Report the count of lines below in which the string "icon" occurs; include nothing else.

+++ Provided entries

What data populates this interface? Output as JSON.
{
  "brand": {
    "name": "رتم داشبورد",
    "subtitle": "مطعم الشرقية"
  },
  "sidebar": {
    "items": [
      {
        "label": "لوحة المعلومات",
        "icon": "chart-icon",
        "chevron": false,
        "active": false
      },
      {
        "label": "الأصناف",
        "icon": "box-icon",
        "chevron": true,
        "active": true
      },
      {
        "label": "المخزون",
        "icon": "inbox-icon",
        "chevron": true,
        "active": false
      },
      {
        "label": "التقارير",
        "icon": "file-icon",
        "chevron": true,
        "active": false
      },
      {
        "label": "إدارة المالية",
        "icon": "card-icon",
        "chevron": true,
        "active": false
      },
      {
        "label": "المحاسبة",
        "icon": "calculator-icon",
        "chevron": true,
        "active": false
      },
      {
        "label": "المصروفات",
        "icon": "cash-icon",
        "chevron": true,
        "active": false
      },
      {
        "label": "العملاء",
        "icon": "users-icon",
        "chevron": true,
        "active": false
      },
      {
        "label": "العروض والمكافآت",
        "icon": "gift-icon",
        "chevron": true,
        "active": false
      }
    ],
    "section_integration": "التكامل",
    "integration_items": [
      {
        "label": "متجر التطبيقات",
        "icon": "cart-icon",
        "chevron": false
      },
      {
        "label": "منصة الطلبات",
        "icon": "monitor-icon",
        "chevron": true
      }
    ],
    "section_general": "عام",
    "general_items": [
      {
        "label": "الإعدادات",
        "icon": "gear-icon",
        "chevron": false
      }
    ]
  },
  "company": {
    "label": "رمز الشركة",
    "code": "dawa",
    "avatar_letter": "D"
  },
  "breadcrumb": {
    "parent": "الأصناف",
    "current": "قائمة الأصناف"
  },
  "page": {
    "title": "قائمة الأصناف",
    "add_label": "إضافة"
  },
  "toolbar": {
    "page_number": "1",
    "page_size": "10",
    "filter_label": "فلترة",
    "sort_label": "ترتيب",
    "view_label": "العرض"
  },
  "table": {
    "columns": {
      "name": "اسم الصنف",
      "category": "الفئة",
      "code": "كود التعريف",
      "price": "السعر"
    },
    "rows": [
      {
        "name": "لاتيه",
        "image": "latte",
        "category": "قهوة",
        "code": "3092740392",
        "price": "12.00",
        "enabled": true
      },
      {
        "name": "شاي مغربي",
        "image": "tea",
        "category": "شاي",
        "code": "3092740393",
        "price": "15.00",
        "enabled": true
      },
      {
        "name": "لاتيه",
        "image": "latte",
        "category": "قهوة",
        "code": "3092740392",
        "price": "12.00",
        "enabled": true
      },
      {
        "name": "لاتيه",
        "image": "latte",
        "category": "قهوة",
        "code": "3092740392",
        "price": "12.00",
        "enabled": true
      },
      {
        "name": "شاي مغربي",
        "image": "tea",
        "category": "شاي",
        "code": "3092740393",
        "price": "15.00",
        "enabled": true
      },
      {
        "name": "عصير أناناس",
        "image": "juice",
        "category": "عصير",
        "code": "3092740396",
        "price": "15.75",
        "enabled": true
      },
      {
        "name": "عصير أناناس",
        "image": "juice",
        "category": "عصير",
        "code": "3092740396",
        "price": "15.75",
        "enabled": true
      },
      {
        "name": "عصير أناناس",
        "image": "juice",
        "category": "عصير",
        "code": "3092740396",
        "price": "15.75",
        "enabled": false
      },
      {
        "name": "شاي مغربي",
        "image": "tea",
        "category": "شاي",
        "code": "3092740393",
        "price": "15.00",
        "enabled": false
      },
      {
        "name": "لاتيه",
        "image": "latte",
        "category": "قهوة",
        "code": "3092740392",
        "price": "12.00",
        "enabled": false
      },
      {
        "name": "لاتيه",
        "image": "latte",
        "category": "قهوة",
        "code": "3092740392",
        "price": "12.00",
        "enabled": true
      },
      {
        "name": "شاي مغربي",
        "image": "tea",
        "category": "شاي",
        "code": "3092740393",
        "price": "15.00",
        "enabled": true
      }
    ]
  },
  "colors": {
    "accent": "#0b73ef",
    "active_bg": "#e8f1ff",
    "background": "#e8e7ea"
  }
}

++++++

Solution below
12